-- GIVEN INFORMATION start --

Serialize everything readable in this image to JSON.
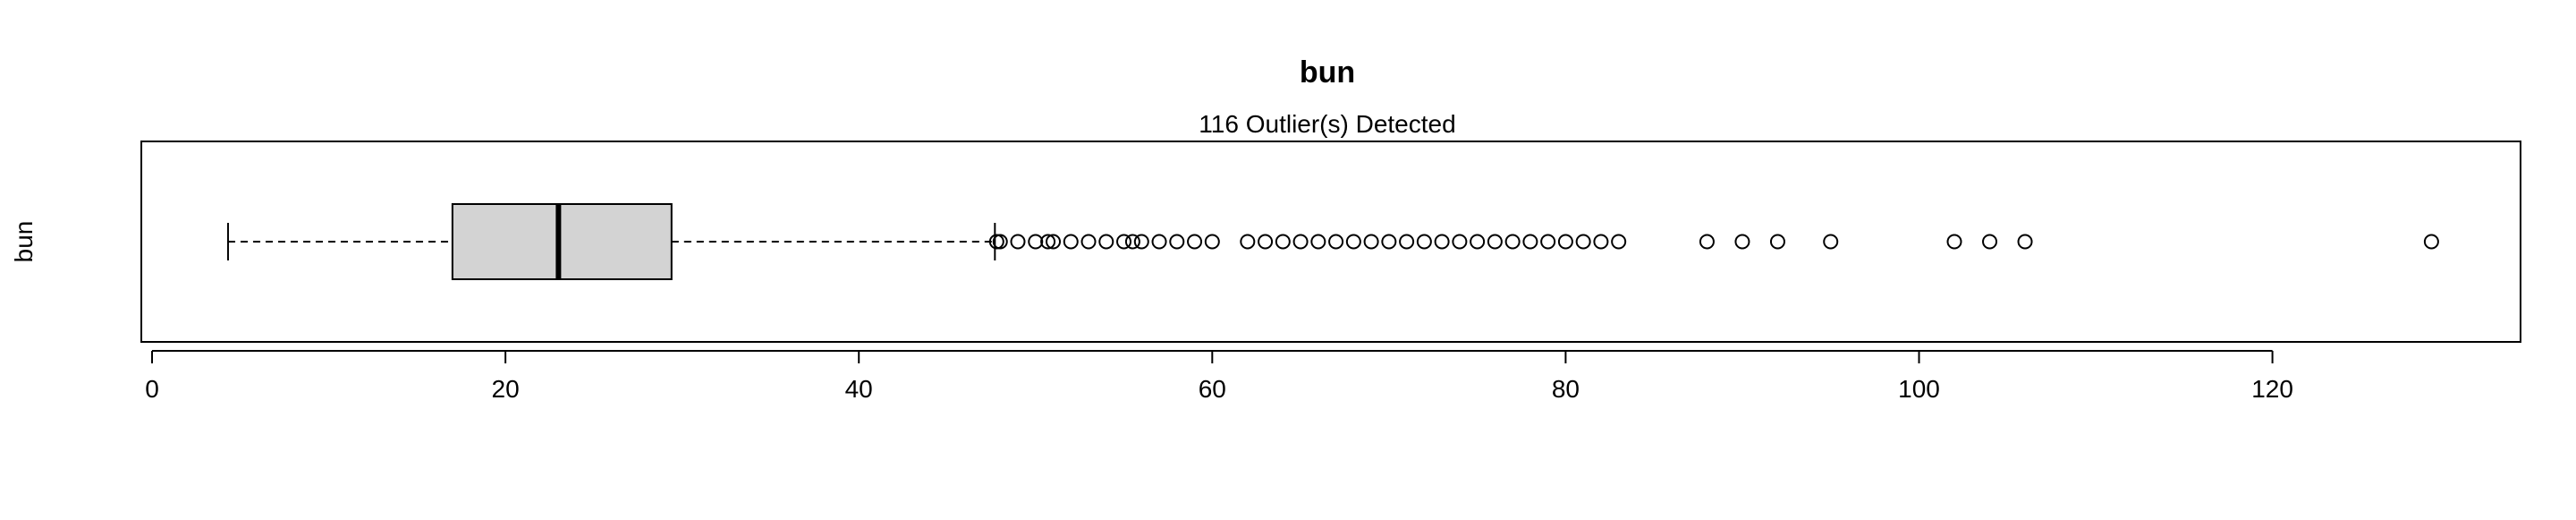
{
  "chart_data": {
    "type": "boxplot",
    "orientation": "horizontal",
    "title": "bun",
    "subtitle": "116 Outlier(s) Detected",
    "ylabel": "bun",
    "xlabel": "",
    "xlim": [
      0,
      134
    ],
    "xticks": [
      0,
      20,
      40,
      60,
      80,
      100,
      120
    ],
    "grid": false,
    "box": {
      "whisker_low": 4.3,
      "q1": 17,
      "median": 23,
      "q3": 29.4,
      "whisker_high": 47.7
    },
    "outliers": [
      47.8,
      48,
      49,
      50,
      50.7,
      51,
      52,
      53,
      54,
      55,
      55.5,
      56,
      57,
      58,
      59,
      60,
      62,
      63,
      64,
      65,
      66,
      67,
      68,
      69,
      70,
      71,
      72,
      73,
      74,
      75,
      76,
      77,
      78,
      79,
      80,
      81,
      82,
      83,
      88,
      90,
      92,
      95,
      102,
      104,
      106,
      129
    ],
    "colors": {
      "box_fill": "#d3d3d3",
      "stroke": "#000000"
    }
  }
}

-- GIVEN INFORMATION end --

Reproduce the material above verbatim; omit every picture.

Serialize everything readable in this image to JSON.
{
  "chart_data": {
    "type": "boxplot",
    "orientation": "horizontal",
    "title": "bun",
    "subtitle": "116 Outlier(s) Detected",
    "ylabel": "bun",
    "xlabel": "",
    "xlim": [
      0,
      134
    ],
    "xticks": [
      0,
      20,
      40,
      60,
      80,
      100,
      120
    ],
    "grid": false,
    "box": {
      "whisker_low": 4.3,
      "q1": 17,
      "median": 23,
      "q3": 29.4,
      "whisker_high": 47.7
    },
    "outliers": [
      47.8,
      48,
      49,
      50,
      50.7,
      51,
      52,
      53,
      54,
      55,
      55.5,
      56,
      57,
      58,
      59,
      60,
      62,
      63,
      64,
      65,
      66,
      67,
      68,
      69,
      70,
      71,
      72,
      73,
      74,
      75,
      76,
      77,
      78,
      79,
      80,
      81,
      82,
      83,
      88,
      90,
      92,
      95,
      102,
      104,
      106,
      129
    ],
    "colors": {
      "box_fill": "#d3d3d3",
      "stroke": "#000000"
    }
  }
}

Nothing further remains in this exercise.